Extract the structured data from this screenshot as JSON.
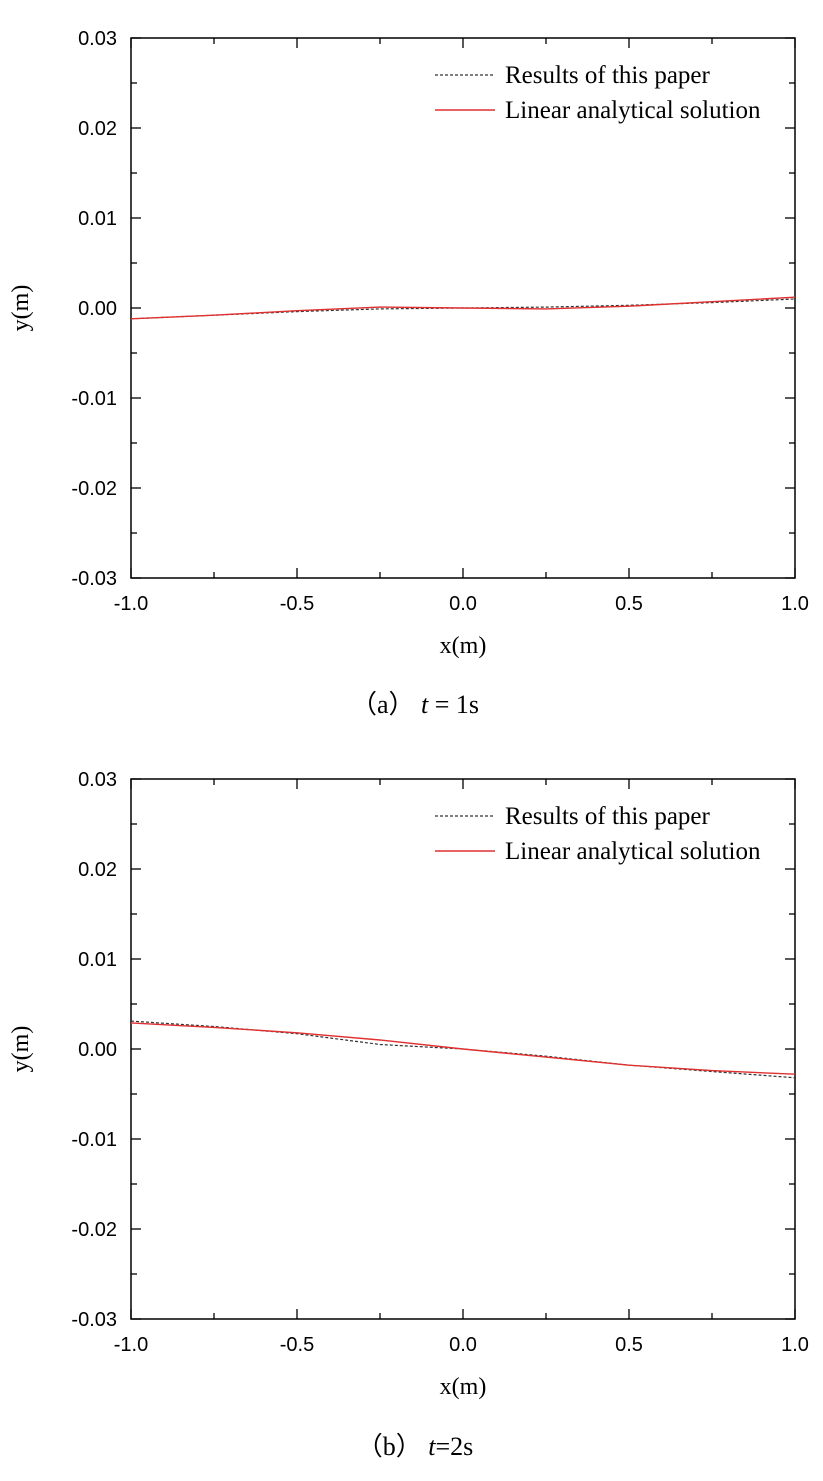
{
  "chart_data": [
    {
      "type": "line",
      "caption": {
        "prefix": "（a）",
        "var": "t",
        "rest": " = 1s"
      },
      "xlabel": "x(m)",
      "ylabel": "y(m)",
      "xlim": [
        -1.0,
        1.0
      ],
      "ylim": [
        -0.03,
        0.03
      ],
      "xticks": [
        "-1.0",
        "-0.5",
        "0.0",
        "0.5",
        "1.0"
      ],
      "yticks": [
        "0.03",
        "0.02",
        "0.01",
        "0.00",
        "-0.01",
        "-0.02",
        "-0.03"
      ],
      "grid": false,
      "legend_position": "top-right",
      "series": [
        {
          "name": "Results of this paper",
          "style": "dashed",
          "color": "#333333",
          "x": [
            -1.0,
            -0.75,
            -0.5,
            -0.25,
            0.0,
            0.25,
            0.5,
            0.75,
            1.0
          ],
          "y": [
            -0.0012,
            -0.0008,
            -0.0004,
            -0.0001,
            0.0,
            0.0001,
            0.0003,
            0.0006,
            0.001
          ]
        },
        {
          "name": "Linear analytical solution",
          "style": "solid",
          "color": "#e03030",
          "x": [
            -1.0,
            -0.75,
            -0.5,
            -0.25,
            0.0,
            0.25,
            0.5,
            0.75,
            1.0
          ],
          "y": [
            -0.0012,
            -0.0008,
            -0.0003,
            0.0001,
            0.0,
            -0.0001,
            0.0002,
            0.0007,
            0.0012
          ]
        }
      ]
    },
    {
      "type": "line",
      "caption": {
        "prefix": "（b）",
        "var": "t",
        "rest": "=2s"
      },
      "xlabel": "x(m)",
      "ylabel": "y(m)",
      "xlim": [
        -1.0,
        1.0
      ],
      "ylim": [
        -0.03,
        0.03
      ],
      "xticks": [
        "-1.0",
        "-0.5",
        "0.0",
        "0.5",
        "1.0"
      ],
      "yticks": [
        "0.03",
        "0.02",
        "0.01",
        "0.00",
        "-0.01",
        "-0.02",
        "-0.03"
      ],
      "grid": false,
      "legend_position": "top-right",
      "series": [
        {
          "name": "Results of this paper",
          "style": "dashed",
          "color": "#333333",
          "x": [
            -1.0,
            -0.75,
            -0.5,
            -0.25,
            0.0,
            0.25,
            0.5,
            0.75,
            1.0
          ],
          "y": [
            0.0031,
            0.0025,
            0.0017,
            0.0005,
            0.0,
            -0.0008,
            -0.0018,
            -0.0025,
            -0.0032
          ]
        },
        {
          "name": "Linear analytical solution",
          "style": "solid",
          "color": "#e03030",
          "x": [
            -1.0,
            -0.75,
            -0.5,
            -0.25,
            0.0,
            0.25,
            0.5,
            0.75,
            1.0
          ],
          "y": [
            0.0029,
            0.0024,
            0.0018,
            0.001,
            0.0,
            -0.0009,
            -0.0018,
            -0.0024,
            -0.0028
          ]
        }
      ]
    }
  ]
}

# # # # #

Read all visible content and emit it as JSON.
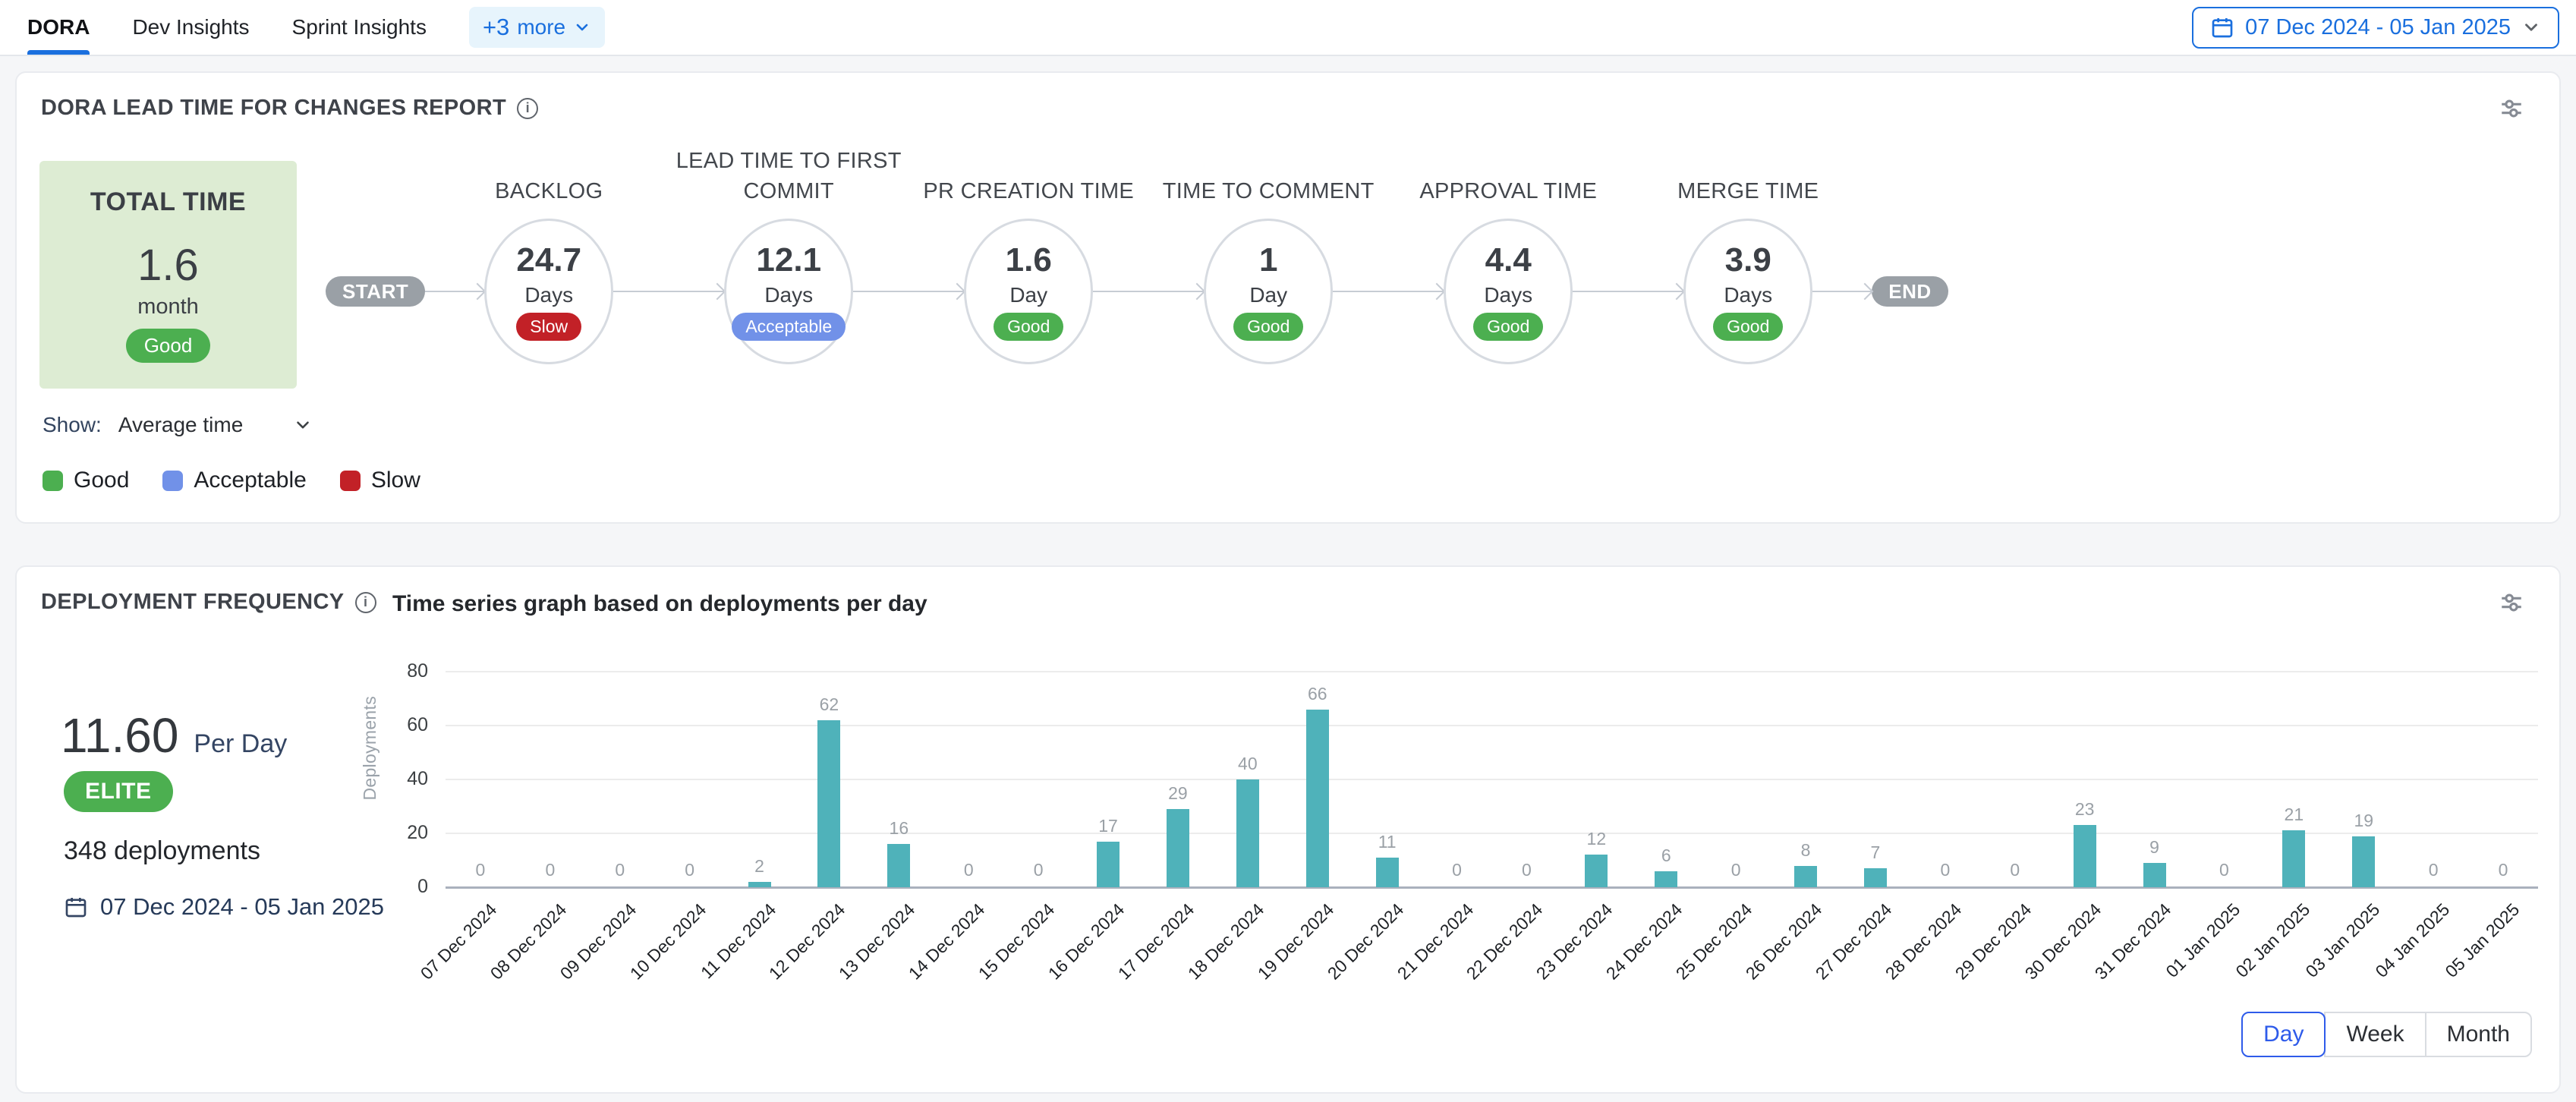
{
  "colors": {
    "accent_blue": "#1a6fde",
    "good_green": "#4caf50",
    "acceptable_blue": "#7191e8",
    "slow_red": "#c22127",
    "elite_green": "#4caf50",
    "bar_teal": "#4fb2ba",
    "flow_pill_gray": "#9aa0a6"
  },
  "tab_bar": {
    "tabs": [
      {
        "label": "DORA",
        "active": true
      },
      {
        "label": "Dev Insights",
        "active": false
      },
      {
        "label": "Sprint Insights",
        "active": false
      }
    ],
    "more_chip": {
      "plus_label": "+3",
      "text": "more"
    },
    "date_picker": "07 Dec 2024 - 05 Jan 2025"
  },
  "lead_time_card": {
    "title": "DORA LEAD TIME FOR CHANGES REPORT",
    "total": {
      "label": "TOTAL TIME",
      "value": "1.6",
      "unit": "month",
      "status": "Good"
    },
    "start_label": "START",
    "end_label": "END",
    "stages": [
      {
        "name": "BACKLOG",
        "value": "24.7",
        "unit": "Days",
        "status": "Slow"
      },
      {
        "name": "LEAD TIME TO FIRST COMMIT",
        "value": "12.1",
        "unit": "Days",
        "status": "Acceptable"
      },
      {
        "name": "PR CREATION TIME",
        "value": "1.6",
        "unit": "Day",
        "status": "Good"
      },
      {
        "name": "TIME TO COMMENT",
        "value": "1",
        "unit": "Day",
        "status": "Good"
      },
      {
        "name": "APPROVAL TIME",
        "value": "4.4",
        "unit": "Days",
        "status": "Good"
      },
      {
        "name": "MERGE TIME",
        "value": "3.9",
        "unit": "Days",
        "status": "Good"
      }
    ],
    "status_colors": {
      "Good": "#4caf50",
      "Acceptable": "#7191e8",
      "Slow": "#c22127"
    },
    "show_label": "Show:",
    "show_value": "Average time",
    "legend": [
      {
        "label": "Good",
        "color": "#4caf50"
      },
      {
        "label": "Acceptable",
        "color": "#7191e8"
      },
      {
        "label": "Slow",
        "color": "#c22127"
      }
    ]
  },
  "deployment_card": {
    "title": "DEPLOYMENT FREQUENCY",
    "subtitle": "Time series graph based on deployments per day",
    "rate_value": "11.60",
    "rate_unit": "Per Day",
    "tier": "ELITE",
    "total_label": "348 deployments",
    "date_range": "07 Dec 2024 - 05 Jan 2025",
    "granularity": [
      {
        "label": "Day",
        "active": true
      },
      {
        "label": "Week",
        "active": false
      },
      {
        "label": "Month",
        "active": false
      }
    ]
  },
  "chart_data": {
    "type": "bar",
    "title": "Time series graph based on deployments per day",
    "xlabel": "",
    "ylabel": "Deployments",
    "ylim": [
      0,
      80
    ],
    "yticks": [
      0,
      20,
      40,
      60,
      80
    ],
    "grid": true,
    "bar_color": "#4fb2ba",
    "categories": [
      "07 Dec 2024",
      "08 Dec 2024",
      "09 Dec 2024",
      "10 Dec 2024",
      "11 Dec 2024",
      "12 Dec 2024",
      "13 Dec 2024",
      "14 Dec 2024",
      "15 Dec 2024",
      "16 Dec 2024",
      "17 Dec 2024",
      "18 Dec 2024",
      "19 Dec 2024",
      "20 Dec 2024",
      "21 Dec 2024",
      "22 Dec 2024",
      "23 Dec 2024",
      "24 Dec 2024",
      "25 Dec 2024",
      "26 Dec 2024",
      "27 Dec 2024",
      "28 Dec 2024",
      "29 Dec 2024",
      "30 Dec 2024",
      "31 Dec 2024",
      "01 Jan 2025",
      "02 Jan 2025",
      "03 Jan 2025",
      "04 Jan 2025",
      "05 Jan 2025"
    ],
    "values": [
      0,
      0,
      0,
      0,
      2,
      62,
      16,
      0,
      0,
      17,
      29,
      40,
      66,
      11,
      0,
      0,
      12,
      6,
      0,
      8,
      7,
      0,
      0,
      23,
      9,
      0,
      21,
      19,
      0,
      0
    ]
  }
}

# # # # #

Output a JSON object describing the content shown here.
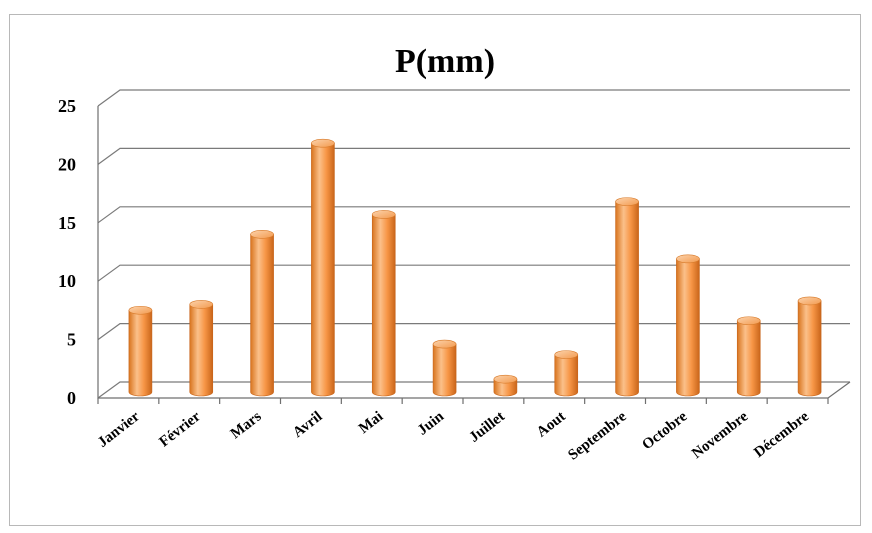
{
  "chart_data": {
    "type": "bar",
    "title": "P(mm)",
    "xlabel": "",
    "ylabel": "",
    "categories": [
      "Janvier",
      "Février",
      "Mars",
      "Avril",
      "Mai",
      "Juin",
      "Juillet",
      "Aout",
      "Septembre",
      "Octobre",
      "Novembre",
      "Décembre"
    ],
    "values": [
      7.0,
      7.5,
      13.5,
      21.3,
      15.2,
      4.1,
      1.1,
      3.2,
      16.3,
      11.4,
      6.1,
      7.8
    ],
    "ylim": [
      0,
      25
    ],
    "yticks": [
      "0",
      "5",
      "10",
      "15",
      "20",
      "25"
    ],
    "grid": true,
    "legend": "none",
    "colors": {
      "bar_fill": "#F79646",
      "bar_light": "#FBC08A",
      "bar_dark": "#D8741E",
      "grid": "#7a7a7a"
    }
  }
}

# # # # #

→ AIM:
Report how many lines of the listing hold the word "Insights", with nothing but the number.

→ PROBLEM SOLUTION:
2